**WORK TO COMPLETE:** Find each line with the string "icon" and report it.

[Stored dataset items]
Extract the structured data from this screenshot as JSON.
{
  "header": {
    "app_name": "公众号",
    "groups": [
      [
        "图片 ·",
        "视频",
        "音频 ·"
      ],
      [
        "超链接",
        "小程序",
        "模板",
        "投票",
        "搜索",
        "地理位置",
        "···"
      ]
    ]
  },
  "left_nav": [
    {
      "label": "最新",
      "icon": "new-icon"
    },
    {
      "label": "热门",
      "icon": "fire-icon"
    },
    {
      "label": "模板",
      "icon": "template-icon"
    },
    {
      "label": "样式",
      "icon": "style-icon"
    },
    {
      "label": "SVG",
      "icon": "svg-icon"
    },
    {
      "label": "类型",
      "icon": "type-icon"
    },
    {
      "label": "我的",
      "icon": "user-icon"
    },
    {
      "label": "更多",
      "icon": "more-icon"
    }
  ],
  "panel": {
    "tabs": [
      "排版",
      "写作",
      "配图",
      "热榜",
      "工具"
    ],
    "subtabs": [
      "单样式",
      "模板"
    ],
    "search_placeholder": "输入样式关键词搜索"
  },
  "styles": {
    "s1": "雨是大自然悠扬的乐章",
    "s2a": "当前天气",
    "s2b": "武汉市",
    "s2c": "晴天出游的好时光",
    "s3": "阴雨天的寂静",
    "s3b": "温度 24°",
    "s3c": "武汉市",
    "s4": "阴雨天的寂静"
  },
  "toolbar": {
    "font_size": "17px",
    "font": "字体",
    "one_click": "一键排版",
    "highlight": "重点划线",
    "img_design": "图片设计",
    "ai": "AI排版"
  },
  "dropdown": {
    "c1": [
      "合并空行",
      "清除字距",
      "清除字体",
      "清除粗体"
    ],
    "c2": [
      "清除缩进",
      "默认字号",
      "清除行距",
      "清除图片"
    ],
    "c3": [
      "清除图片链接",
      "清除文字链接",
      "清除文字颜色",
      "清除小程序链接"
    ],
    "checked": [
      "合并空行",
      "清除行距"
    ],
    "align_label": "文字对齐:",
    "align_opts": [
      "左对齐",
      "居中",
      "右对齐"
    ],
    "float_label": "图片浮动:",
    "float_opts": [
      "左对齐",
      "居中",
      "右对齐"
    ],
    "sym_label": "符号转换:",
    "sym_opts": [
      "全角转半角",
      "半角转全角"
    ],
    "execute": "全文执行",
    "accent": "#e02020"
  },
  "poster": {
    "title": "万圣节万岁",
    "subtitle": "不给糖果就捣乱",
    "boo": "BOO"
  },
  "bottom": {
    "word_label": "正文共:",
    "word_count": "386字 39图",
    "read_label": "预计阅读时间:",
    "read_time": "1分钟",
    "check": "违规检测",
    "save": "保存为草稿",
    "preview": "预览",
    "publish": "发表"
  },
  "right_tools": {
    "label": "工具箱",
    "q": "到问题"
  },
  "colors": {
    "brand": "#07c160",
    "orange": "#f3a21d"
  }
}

**EXERCISE ANSWER:**
      "icon": "new-icon"
      "icon": "fire-icon"
      "icon": "template-icon"
      "icon": "style-icon"
      "icon": "svg-icon"
      "icon": "type-icon"
      "icon": "user-icon"
      "icon": "more-icon"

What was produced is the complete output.